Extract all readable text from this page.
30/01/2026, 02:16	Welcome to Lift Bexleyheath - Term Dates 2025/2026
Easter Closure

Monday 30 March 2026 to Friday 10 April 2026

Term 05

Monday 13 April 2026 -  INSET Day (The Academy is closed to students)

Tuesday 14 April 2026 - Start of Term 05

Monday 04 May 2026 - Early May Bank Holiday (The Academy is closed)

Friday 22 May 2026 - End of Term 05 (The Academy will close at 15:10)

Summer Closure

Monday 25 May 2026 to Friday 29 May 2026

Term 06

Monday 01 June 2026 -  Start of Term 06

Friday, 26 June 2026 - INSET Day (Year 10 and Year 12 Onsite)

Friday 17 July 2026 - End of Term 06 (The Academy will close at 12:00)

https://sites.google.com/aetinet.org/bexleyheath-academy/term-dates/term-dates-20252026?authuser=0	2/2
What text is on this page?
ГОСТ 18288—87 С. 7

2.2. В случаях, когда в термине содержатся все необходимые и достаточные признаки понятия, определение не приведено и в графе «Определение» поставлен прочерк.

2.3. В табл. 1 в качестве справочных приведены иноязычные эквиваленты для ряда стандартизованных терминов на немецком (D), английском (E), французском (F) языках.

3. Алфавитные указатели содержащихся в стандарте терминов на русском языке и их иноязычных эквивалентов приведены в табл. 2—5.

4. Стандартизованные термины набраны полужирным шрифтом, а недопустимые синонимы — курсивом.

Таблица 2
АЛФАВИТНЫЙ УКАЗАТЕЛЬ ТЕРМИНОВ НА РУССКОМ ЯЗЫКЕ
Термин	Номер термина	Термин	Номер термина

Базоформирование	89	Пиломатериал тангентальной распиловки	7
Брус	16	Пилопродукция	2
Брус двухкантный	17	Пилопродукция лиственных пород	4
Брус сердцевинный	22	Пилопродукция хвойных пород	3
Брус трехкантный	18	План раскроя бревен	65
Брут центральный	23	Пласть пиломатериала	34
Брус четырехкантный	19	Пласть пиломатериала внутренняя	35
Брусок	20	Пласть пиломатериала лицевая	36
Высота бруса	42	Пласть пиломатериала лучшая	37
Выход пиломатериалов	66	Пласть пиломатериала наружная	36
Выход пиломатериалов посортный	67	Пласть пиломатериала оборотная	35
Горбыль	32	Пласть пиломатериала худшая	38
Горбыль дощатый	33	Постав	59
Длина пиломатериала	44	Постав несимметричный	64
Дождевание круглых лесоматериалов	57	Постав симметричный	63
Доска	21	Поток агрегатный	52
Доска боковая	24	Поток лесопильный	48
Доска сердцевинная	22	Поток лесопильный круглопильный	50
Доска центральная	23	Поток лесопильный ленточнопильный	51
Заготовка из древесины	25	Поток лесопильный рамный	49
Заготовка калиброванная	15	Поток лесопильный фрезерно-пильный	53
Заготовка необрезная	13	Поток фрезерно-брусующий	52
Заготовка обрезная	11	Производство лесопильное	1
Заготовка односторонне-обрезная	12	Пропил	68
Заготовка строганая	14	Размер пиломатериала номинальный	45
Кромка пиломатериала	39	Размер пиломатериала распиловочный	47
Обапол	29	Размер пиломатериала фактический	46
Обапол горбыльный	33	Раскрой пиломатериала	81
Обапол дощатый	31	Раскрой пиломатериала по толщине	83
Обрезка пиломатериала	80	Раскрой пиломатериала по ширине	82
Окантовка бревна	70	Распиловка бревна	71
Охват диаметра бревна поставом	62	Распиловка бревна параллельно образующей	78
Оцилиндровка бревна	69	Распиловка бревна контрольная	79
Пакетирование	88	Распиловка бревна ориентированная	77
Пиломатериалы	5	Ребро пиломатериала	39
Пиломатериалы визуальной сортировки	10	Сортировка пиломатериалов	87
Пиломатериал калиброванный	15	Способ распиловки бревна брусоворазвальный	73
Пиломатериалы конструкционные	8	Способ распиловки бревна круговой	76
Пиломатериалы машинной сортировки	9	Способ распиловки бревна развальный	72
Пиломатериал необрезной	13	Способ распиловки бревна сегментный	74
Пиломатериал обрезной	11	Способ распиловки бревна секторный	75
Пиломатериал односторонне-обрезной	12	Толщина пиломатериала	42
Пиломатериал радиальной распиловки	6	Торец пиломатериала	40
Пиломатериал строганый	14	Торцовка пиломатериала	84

□ □ □

Retype all of the entries precisely as they are.

:: Correct answer ::
Extract all readable text from this page.
30/01/2026, 02:16	Welcome to Lift Bexleyheath - Term Dates 2025/2026
Easter Closure

Monday 30 March 2026 to Friday 10 April 2026

Term 05

Monday 13 April 2026 -  INSET Day (The Academy is closed to students)

Tuesday 14 April 2026 - Start of Term 05

Monday 04 May 2026 - Early May Bank Holiday (The Academy is closed)

Friday 22 May 2026 - End of Term 05 (The Academy will close at 15:10)

Summer Closure

Monday 25 May 2026 to Friday 29 May 2026

Term 06

Monday 01 June 2026 -  Start of Term 06

Friday, 26 June 2026 - INSET Day (Year 10 and Year 12 Onsite)

Friday 17 July 2026 - End of Term 06 (The Academy will close at 12:00)

https://sites.google.com/aetinet.org/bexleyheath-academy/term-dates/term-dates-20252026?authuser=0	2/2
What text is on this page?
ГОСТ 18288—87 С. 7

2.2. В случаях, когда в термине содержатся все необходимые и достаточные признаки понятия, определение не приведено и в графе «Определение» поставлен прочерк.

2.3. В табл. 1 в качестве справочных приведены иноязычные эквиваленты для ряда стандартизованных терминов на немецком (D), английском (E), французском (F) языках.

3. Алфавитные указатели содержащихся в стандарте терминов на русском языке и их иноязычных эквивалентов приведены в табл. 2—5.

4. Стандартизованные термины набраны полужирным шрифтом, а недопустимые синонимы — курсивом.

Таблица 2
АЛФАВИТНЫЙ УКАЗАТЕЛЬ ТЕРМИНОВ НА РУССКОМ ЯЗЫКЕ
Термин	Номер термина	Термин	Номер термина

Базоформирование	89	Пиломатериал тангентальной распиловки	7
Брус	16	Пилопродукция	2
Брус двухкантный	17	Пилопродукция лиственных пород	4
Брус сердцевинный	22	Пилопродукция хвойных пород	3
Брус трехкантный	18	План раскроя бревен	65
Брут центральный	23	Пласть пиломатериала	34
Брус четырехкантный	19	Пласть пиломатериала внутренняя	35
Брусок	20	Пласть пиломатериала лицевая	36
Высота бруса	42	Пласть пиломатериала лучшая	37
Выход пиломатериалов	66	Пласть пиломатериала наружная	36
Выход пиломатериалов посортный	67	Пласть пиломатериала оборотная	35
Горбыль	32	Пласть пиломатериала худшая	38
Горбыль дощатый	33	Постав	59
Длина пиломатериала	44	Постав несимметричный	64
Дождевание круглых лесоматериалов	57	Постав симметричный	63
Доска	21	Поток агрегатный	52
Доска боковая	24	Поток лесопильный	48
Доска сердцевинная	22	Поток лесопильный круглопильный	50
Доска центральная	23	Поток лесопильный ленточнопильный	51
Заготовка из древесины	25	Поток лесопильный рамный	49
Заготовка калиброванная	15	Поток лесопильный фрезерно-пильный	53
Заготовка необрезная	13	Поток фрезерно-брусующий	52
Заготовка обрезная	11	Производство лесопильное	1
Заготовка односторонне-обрезная	12	Пропил	68
Заготовка строганая	14	Размер пиломатериала номинальный	45
Кромка пиломатериала	39	Размер пиломатериала распиловочный	47
Обапол	29	Размер пиломатериала фактический	46
Обапол горбыльный	33	Раскрой пиломатериала	81
Обапол дощатый	31	Раскрой пиломатериала по толщине	83
Обрезка пиломатериала	80	Раскрой пиломатериала по ширине	82
Окантовка бревна	70	Распиловка бревна	71
Охват диаметра бревна поставом	62	Распиловка бревна параллельно образующей	78
Оцилиндровка бревна	69	Распиловка бревна контрольная	79
Пакетирование	88	Распиловка бревна ориентированная	77
Пиломатериалы	5	Ребро пиломатериала	39
Пиломатериалы визуальной сортировки	10	Сортировка пиломатериалов	87
Пиломатериал калиброванный	15	Способ распиловки бревна брусоворазвальный	73
Пиломатериалы конструкционные	8	Способ распиловки бревна круговой	76
Пиломатериалы машинной сортировки	9	Способ распиловки бревна развальный	72
Пиломатериал необрезной	13	Способ распиловки бревна сегментный	74
Пиломатериал обрезной	11	Способ распиловки бревна секторный	75
Пиломатериал односторонне-обрезной	12	Толщина пиломатериала	42
Пиломатериал радиальной распиловки	6	Торец пиломатериала	40
Пиломатериал строганый	14	Торцовка пиломатериала	84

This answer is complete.